### REQUIRED TASK
Write out every single entry exactly.

### EXTRACTED INFORMATION
────────────────
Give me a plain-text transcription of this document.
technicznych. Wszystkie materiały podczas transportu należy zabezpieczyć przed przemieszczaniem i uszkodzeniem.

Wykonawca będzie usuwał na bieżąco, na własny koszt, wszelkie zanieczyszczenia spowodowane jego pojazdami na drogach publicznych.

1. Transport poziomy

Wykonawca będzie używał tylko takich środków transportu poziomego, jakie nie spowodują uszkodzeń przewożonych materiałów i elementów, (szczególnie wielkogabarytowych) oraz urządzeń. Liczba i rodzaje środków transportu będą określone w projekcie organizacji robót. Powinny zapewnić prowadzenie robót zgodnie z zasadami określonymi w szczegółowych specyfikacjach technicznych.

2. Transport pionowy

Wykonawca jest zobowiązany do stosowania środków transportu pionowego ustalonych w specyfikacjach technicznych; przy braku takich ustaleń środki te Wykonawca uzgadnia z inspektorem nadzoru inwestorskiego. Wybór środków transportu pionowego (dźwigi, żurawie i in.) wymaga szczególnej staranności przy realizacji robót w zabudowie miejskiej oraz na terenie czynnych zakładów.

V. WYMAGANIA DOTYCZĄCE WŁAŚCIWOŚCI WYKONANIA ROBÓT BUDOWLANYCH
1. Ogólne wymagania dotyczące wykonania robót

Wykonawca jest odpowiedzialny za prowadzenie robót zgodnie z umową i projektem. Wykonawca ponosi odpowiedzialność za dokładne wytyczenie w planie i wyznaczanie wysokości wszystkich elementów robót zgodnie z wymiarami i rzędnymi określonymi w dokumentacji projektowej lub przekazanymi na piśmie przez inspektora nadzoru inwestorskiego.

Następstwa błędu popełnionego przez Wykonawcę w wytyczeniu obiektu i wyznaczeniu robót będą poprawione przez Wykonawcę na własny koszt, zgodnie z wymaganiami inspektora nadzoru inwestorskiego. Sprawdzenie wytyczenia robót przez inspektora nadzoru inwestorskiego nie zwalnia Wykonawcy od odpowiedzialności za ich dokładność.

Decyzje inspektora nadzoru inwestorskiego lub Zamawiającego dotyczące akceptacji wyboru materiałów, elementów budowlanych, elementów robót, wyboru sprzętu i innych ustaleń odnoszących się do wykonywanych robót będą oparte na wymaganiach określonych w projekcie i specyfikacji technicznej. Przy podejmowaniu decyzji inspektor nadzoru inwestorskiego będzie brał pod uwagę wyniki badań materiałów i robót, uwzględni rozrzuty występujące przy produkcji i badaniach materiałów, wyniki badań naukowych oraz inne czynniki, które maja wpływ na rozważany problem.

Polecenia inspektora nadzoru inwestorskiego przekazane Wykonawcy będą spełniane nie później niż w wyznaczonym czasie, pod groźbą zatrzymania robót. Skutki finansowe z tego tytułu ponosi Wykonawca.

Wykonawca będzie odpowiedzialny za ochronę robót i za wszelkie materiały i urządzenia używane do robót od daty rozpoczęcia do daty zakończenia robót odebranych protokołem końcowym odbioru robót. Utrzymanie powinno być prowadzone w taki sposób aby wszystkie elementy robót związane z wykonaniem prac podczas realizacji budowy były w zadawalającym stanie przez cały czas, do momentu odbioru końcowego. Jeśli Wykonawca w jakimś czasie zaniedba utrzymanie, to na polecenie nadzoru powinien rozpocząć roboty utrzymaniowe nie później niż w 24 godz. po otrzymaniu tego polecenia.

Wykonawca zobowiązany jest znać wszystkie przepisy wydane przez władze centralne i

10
────────────────
### SOLUTION TO THIS PROBLEM
Give me a plain-text transcription of this document.
technicznych. Wszystkie materiały podczas transportu należy zabezpieczyć przed przemieszczaniem i uszkodzeniem.

Wykonawca będzie usuwał na bieżąco, na własny koszt, wszelkie zanieczyszczenia spowodowane jego pojazdami na drogach publicznych.

1. Transport poziomy

Wykonawca będzie używał tylko takich środków transportu poziomego, jakie nie spowodują uszkodzeń przewożonych materiałów i elementów, (szczególnie wielkogabarytowych) oraz urządzeń. Liczba i rodzaje środków transportu będą określone w projekcie organizacji robót. Powinny zapewnić prowadzenie robót zgodnie z zasadami określonymi w szczegółowych specyfikacjach technicznych.

2. Transport pionowy

Wykonawca jest zobowiązany do stosowania środków transportu pionowego ustalonych w specyfikacjach technicznych; przy braku takich ustaleń środki te Wykonawca uzgadnia z inspektorem nadzoru inwestorskiego. Wybór środków transportu pionowego (dźwigi, żurawie i in.) wymaga szczególnej staranności przy realizacji robót w zabudowie miejskiej oraz na terenie czynnych zakładów.

V. WYMAGANIA DOTYCZĄCE WŁAŚCIWOŚCI WYKONANIA ROBÓT BUDOWLANYCH
1. Ogólne wymagania dotyczące wykonania robót

Wykonawca jest odpowiedzialny za prowadzenie robót zgodnie z umową i projektem. Wykonawca ponosi odpowiedzialność za dokładne wytyczenie w planie i wyznaczanie wysokości wszystkich elementów robót zgodnie z wymiarami i rzędnymi określonymi w dokumentacji projektowej lub przekazanymi na piśmie przez inspektora nadzoru inwestorskiego.

Następstwa błędu popełnionego przez Wykonawcę w wytyczeniu obiektu i wyznaczeniu robót będą poprawione przez Wykonawcę na własny koszt, zgodnie z wymaganiami inspektora nadzoru inwestorskiego. Sprawdzenie wytyczenia robót przez inspektora nadzoru inwestorskiego nie zwalnia Wykonawcy od odpowiedzialności za ich dokładność.

Decyzje inspektora nadzoru inwestorskiego lub Zamawiającego dotyczące akceptacji wyboru materiałów, elementów budowlanych, elementów robót, wyboru sprzętu i innych ustaleń odnoszących się do wykonywanych robót będą oparte na wymaganiach określonych w projekcie i specyfikacji technicznej. Przy podejmowaniu decyzji inspektor nadzoru inwestorskiego będzie brał pod uwagę wyniki badań materiałów i robót, uwzględni rozrzuty występujące przy produkcji i badaniach materiałów, wyniki badań naukowych oraz inne czynniki, które maja wpływ na rozważany problem.

Polecenia inspektora nadzoru inwestorskiego przekazane Wykonawcy będą spełniane nie później niż w wyznaczonym czasie, pod groźbą zatrzymania robót. Skutki finansowe z tego tytułu ponosi Wykonawca.

Wykonawca będzie odpowiedzialny za ochronę robót i za wszelkie materiały i urządzenia używane do robót od daty rozpoczęcia do daty zakończenia robót odebranych protokołem końcowym odbioru robót. Utrzymanie powinno być prowadzone w taki sposób aby wszystkie elementy robót związane z wykonaniem prac podczas realizacji budowy były w zadawalającym stanie przez cały czas, do momentu odbioru końcowego. Jeśli Wykonawca w jakimś czasie zaniedba utrzymanie, to na polecenie nadzoru powinien rozpocząć roboty utrzymaniowe nie później niż w 24 godz. po otrzymaniu tego polecenia.

Wykonawca zobowiązany jest znać wszystkie przepisy wydane przez władze centralne i

10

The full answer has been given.